Where does the string "object" appear? Copy every line of the entries below that holds it.

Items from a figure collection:
>> start

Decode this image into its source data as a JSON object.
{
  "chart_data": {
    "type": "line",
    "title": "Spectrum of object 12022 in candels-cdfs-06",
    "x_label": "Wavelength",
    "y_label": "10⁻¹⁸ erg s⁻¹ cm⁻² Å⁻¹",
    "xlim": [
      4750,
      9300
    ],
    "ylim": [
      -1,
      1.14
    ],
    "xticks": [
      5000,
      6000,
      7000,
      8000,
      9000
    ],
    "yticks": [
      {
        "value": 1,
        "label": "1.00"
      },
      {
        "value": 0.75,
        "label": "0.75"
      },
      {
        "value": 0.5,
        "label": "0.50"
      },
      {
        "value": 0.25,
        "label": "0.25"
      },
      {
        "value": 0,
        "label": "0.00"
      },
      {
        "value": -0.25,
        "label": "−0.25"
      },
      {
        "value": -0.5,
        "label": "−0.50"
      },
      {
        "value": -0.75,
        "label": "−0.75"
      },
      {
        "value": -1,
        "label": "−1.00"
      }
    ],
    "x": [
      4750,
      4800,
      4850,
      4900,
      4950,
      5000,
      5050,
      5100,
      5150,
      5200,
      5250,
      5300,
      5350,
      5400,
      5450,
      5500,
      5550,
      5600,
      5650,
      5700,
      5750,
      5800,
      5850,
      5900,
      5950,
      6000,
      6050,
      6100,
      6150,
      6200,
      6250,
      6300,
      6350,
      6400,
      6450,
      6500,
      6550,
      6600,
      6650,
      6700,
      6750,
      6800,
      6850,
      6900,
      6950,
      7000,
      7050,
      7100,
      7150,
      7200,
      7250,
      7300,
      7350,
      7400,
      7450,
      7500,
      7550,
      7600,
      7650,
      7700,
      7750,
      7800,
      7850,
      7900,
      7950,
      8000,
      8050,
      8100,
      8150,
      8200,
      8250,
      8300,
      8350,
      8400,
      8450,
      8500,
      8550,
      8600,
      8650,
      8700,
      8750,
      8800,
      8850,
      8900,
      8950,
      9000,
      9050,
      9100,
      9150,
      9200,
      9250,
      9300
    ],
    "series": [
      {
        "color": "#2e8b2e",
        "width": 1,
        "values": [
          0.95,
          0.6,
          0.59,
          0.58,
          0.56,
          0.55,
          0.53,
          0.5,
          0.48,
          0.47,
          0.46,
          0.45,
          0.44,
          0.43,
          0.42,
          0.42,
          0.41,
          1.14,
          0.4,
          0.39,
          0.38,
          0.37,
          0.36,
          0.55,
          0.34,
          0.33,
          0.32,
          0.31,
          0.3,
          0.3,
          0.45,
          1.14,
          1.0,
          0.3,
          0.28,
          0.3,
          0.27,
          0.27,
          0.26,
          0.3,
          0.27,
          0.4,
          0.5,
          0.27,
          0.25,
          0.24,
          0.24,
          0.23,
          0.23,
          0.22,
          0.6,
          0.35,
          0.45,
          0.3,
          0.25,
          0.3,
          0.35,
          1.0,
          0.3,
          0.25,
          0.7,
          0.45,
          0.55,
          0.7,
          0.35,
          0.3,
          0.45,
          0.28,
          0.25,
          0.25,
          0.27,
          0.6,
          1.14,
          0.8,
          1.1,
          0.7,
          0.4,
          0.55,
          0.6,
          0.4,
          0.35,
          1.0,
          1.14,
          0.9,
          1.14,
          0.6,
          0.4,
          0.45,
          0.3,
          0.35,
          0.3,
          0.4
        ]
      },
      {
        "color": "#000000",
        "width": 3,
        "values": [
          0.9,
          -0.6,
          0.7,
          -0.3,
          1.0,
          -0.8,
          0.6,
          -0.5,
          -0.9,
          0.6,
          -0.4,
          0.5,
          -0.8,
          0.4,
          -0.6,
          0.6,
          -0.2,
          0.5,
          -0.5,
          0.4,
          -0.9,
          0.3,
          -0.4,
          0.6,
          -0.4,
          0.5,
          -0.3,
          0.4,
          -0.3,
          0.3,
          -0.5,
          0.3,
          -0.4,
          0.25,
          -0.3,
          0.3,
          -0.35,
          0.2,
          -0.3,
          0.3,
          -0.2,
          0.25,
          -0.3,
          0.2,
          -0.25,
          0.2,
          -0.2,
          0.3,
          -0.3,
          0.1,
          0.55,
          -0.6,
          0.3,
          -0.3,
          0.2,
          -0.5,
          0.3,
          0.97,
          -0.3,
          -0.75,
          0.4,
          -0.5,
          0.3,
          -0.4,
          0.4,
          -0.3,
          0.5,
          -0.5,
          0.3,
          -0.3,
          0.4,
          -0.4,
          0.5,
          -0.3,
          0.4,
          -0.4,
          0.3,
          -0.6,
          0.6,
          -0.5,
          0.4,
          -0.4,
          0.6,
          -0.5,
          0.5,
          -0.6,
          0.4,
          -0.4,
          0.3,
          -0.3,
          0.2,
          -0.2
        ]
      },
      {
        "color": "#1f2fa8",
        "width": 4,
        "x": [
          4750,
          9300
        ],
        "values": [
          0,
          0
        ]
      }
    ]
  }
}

>> end

→ ANSWER TO THE TASK:
Decode this image into its source data as a JSON object.
    "title": "Spectrum of object 12022 in candels-cdfs-06",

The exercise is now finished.